Give the number of lines below that contain "Caused", with no other output.

### Material for this task
★ ★ ★ ★ ★
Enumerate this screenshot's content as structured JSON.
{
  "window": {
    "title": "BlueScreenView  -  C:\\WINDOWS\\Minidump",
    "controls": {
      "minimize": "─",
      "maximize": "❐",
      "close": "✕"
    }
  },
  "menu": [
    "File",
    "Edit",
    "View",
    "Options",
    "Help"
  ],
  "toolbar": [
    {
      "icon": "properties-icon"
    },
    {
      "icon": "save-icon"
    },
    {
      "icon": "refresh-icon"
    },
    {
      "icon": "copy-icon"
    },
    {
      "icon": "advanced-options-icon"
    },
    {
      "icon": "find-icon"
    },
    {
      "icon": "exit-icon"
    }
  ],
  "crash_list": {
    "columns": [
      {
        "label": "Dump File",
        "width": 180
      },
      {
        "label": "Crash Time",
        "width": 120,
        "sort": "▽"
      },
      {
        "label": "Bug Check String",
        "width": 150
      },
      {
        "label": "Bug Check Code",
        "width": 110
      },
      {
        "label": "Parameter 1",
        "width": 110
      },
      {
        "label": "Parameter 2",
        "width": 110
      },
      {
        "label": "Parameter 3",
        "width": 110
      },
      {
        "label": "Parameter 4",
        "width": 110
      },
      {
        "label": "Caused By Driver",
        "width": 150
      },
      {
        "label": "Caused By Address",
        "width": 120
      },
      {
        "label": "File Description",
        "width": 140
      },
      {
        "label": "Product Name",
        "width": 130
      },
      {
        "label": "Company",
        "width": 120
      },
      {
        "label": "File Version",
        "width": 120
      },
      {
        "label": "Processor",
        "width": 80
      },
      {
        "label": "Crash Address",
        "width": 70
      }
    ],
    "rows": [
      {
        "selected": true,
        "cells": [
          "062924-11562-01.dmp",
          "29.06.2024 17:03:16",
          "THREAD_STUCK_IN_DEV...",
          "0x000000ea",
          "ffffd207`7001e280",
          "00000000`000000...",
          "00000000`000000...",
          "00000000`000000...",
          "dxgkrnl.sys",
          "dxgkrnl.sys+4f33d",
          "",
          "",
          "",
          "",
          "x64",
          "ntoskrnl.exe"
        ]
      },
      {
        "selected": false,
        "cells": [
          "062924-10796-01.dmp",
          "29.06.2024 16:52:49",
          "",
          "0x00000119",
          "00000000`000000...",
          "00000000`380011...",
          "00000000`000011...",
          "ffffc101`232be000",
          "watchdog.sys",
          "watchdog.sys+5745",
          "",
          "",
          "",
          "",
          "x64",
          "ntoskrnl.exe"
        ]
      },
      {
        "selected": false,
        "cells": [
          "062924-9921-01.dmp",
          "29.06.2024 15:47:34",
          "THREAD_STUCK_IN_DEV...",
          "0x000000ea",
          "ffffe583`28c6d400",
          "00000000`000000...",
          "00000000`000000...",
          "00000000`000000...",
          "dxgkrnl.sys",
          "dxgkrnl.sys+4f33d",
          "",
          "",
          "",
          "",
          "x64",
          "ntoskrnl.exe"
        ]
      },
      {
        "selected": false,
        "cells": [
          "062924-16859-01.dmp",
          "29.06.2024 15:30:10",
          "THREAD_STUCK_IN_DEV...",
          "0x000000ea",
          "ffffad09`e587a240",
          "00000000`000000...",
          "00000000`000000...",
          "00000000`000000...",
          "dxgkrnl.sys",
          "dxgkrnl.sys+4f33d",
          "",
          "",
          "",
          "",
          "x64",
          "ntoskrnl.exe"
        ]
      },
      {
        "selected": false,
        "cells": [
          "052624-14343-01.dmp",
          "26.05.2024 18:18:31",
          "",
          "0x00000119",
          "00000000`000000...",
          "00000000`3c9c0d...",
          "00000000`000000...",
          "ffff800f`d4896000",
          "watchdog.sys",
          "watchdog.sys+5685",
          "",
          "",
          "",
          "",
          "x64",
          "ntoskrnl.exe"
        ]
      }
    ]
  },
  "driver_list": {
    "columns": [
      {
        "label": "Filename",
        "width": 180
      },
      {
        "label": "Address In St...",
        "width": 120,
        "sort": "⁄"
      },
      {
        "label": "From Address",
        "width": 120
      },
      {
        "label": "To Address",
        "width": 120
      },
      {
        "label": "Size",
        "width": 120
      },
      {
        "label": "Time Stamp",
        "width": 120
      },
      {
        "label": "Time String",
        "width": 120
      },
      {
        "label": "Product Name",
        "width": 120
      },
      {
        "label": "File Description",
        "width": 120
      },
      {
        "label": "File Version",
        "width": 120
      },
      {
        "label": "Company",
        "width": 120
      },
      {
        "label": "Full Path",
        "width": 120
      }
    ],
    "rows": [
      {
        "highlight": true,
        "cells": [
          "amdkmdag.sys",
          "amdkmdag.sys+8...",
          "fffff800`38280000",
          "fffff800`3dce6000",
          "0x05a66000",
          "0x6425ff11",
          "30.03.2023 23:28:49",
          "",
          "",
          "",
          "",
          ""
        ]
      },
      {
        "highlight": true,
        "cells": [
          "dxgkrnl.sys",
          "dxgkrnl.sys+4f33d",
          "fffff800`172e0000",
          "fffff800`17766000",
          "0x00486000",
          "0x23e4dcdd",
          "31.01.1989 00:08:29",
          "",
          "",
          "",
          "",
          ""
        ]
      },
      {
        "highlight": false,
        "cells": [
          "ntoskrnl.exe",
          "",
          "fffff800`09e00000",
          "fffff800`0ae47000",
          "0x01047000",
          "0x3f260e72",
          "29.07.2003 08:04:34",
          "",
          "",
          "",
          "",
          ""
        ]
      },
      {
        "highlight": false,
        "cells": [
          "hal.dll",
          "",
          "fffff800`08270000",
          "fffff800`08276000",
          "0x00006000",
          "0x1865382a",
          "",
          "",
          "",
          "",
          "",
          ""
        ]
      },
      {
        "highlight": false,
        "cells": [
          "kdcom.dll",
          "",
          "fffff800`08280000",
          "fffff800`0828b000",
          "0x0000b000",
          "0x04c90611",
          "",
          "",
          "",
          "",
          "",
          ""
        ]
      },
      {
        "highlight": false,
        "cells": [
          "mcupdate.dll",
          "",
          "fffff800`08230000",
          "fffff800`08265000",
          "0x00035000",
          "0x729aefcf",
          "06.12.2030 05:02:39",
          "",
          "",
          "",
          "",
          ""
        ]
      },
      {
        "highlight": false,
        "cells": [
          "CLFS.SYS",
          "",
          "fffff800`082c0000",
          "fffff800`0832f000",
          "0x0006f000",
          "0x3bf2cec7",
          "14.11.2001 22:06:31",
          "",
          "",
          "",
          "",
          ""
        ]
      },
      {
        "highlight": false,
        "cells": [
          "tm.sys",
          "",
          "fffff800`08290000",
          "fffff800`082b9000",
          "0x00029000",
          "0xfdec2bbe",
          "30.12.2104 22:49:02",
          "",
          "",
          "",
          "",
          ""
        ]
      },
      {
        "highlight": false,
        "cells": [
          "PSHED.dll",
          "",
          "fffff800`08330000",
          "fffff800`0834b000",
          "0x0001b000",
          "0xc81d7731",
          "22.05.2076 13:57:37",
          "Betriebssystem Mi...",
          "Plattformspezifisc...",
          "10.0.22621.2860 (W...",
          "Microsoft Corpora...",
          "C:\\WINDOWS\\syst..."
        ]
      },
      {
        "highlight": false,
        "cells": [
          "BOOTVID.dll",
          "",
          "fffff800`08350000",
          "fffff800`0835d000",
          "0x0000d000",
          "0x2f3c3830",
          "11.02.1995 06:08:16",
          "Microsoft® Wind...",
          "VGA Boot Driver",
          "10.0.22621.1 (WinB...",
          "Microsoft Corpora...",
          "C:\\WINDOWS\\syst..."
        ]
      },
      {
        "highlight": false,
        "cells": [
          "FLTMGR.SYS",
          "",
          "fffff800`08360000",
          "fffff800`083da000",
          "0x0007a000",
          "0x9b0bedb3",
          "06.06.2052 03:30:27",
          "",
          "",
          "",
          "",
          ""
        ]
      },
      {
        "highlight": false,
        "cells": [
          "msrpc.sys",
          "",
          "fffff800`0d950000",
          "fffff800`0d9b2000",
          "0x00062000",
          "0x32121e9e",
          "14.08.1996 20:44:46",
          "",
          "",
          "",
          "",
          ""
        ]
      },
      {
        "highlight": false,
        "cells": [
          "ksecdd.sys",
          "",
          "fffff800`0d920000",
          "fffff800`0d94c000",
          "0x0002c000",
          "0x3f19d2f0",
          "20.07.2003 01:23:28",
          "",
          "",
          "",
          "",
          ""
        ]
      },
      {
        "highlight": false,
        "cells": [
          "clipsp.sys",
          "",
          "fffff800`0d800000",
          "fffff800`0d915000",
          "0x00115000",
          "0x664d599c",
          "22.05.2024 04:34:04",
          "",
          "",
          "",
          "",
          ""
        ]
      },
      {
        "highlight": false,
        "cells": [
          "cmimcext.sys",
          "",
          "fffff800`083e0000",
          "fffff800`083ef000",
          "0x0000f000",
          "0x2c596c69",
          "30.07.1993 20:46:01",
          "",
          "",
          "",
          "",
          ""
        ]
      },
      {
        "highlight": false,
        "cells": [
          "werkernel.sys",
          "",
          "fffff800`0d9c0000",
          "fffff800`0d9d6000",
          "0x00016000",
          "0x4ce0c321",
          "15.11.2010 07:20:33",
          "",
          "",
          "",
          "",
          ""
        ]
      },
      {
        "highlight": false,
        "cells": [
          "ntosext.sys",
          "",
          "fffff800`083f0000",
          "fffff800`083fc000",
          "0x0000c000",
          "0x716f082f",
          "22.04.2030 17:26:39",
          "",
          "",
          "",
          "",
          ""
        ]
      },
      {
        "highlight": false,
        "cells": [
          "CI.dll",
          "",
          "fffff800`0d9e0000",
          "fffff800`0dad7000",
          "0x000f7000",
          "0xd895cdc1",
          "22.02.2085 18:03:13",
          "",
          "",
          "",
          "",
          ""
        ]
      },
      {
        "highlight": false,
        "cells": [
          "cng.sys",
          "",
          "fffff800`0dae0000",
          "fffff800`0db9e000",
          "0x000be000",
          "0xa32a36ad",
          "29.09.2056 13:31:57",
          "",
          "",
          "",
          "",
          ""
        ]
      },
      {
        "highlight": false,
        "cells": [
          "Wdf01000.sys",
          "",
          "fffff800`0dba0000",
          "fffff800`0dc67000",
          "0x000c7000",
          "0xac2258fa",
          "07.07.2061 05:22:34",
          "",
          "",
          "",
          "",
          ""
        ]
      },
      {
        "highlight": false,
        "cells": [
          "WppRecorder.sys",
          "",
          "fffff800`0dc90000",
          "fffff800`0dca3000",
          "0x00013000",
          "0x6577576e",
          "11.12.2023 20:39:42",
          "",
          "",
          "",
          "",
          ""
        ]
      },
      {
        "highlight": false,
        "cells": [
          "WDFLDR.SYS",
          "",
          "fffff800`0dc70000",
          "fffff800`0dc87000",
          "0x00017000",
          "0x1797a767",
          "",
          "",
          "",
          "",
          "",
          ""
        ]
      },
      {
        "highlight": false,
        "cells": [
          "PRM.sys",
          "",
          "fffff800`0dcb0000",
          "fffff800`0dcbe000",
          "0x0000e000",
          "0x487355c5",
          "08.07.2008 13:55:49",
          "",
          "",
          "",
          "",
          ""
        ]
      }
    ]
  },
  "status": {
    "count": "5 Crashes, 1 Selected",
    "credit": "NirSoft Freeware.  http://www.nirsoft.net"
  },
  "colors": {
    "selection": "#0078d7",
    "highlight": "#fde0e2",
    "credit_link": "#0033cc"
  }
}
★ ★ ★ ★ ★
### Answer
2